--- begin RECORD SET ---

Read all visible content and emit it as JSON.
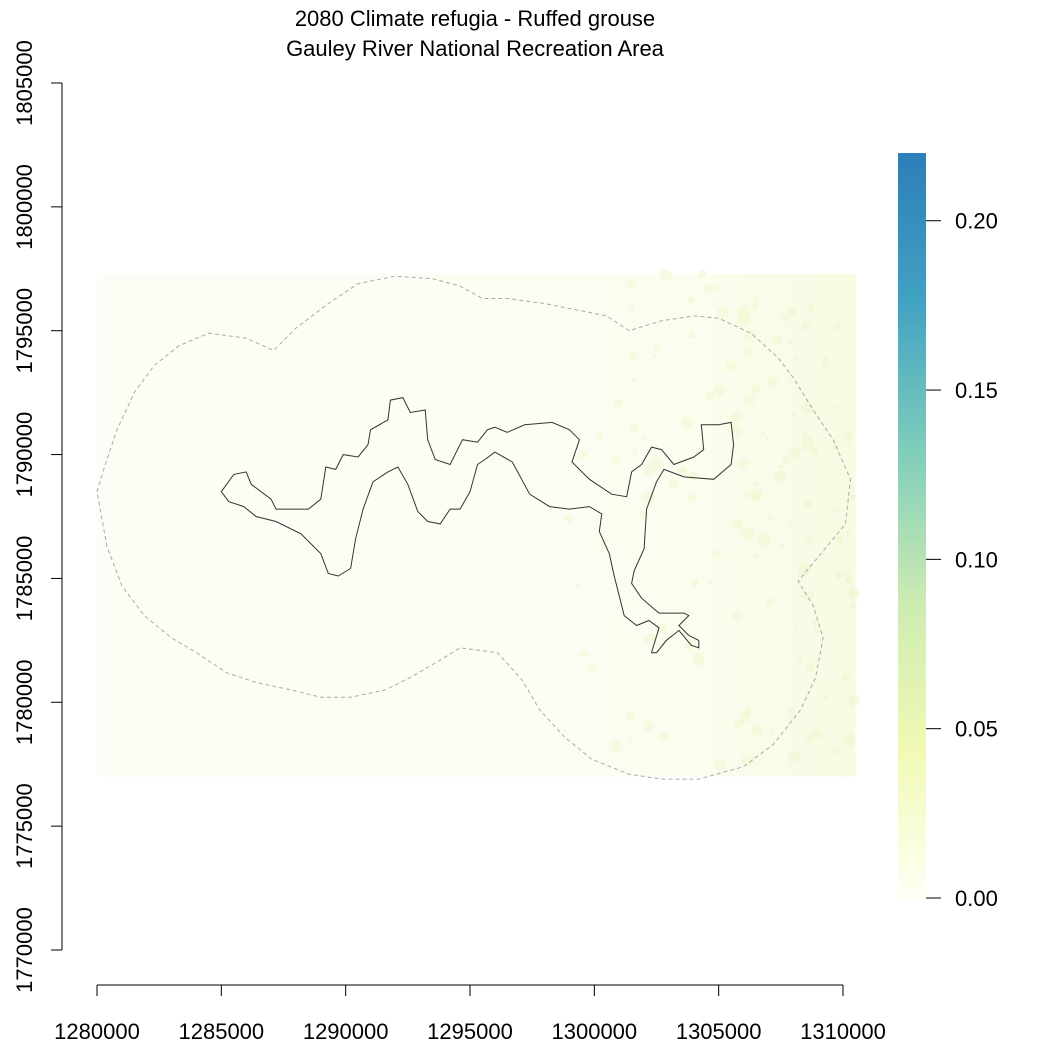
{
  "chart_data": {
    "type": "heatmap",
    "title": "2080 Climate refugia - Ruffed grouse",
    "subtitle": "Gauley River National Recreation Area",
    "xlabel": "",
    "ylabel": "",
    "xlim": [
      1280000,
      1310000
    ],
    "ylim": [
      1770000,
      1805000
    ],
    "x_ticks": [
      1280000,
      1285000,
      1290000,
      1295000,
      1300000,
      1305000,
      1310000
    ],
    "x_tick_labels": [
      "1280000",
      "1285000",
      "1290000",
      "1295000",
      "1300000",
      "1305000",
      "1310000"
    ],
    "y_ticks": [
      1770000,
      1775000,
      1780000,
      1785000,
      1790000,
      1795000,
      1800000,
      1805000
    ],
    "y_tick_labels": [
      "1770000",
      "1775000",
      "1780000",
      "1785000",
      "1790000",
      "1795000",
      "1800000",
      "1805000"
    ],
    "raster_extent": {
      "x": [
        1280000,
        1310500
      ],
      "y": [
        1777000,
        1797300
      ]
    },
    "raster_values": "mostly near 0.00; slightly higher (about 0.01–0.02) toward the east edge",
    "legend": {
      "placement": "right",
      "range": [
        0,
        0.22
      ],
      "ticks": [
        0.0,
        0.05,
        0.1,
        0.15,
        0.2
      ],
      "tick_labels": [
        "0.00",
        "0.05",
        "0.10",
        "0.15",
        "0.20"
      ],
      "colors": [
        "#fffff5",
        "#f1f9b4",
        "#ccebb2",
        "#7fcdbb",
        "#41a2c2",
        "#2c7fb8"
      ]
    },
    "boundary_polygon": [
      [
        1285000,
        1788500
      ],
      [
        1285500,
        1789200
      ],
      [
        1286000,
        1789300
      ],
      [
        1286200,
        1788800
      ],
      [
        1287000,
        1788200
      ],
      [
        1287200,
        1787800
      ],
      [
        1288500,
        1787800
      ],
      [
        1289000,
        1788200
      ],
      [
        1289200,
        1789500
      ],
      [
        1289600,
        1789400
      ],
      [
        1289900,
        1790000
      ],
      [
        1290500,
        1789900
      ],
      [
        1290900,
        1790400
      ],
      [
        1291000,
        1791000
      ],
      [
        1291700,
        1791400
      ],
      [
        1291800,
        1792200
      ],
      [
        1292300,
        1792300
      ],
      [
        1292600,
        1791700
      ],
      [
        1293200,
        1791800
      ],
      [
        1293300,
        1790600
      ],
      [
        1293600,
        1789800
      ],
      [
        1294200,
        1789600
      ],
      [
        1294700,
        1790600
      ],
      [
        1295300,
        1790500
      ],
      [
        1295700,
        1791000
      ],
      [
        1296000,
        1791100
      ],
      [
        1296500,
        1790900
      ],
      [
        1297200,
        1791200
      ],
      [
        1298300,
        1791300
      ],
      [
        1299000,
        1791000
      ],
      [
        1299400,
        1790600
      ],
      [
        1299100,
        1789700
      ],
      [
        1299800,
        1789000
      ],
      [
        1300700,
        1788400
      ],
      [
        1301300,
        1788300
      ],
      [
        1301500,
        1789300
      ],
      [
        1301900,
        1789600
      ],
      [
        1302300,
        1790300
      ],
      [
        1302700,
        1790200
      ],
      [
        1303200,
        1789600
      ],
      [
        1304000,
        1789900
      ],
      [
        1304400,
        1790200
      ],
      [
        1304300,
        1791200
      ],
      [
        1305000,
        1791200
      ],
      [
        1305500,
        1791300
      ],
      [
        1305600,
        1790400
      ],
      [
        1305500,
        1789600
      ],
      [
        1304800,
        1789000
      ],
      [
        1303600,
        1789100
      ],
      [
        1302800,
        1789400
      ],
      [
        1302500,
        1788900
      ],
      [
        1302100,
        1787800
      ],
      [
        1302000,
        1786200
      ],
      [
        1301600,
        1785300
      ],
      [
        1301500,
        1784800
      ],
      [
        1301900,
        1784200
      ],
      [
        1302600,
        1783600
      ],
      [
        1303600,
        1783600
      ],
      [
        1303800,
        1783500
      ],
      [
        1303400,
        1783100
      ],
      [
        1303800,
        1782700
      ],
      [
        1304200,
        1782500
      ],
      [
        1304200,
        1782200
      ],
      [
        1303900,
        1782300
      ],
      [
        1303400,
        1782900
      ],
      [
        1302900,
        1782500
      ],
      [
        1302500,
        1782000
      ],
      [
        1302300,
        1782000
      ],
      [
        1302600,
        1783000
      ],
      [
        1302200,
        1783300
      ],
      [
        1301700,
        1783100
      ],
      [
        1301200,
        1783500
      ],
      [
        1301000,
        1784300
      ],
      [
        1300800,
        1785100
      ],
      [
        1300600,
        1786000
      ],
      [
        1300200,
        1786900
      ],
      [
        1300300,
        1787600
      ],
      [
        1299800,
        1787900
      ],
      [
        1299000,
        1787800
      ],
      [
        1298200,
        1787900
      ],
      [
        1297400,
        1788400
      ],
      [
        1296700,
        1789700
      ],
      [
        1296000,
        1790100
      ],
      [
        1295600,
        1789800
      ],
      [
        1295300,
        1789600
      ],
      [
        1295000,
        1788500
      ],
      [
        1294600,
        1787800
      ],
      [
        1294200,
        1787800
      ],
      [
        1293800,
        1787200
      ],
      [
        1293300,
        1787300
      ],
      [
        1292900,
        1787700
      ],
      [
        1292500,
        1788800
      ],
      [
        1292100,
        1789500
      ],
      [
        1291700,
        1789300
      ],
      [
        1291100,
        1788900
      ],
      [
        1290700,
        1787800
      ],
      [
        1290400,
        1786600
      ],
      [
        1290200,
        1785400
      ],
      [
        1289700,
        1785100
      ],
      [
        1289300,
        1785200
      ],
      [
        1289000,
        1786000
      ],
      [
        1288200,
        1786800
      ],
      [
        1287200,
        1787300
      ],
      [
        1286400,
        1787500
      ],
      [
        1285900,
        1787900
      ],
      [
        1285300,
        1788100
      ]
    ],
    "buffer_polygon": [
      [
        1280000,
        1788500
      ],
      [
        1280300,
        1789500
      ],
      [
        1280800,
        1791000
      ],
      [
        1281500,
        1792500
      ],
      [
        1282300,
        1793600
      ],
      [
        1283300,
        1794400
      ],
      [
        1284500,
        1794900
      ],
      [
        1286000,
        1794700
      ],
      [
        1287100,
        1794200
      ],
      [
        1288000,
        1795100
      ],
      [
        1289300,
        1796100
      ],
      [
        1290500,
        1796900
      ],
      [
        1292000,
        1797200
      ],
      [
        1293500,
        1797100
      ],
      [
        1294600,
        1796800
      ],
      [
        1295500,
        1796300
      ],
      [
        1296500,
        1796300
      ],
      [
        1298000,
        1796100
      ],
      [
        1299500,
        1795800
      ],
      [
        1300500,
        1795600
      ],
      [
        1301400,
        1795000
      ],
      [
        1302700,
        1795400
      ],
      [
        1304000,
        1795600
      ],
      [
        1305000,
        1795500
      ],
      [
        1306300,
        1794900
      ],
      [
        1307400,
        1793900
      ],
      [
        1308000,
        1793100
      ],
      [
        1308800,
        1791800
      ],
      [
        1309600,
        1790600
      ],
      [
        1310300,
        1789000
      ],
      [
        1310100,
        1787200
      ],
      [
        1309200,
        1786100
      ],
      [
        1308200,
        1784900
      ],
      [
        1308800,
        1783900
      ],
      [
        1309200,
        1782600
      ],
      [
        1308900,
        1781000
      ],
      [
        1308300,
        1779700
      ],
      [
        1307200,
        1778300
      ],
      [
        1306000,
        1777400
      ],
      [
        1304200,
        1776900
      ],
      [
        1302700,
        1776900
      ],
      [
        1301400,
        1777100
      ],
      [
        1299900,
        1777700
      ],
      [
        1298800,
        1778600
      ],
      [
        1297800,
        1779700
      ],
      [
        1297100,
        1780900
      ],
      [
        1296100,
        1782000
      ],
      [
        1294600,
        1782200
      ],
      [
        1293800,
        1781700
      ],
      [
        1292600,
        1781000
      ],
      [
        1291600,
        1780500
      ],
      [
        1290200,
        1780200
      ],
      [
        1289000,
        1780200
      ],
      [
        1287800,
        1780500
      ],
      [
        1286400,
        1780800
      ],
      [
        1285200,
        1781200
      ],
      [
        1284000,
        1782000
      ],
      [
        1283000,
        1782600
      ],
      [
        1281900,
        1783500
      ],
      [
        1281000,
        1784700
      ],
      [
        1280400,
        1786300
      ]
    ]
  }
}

--- end RECORD SET ---
--- begin RECORD SET ---

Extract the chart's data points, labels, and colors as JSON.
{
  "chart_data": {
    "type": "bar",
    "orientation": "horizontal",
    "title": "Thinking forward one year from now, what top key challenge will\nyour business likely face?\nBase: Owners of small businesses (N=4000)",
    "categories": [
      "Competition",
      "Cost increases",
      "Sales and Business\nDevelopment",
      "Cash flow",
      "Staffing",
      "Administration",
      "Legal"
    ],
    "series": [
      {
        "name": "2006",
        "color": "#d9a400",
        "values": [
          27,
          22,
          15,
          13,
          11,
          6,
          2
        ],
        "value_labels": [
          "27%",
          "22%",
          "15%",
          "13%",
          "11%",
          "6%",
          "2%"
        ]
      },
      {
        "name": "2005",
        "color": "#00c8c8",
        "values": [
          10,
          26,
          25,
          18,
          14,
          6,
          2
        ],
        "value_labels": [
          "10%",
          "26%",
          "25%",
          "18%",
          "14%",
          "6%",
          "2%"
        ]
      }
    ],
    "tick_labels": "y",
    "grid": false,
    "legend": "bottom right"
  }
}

--- end RECORD SET ---

INSTRUCTIONS FOR THE TASK —
Pick out each line above that includes "JSON" and show it.

THE OUTPUT —
Read all visible content and emit it as JSON.
Extract the chart's data points, labels, and colors as JSON.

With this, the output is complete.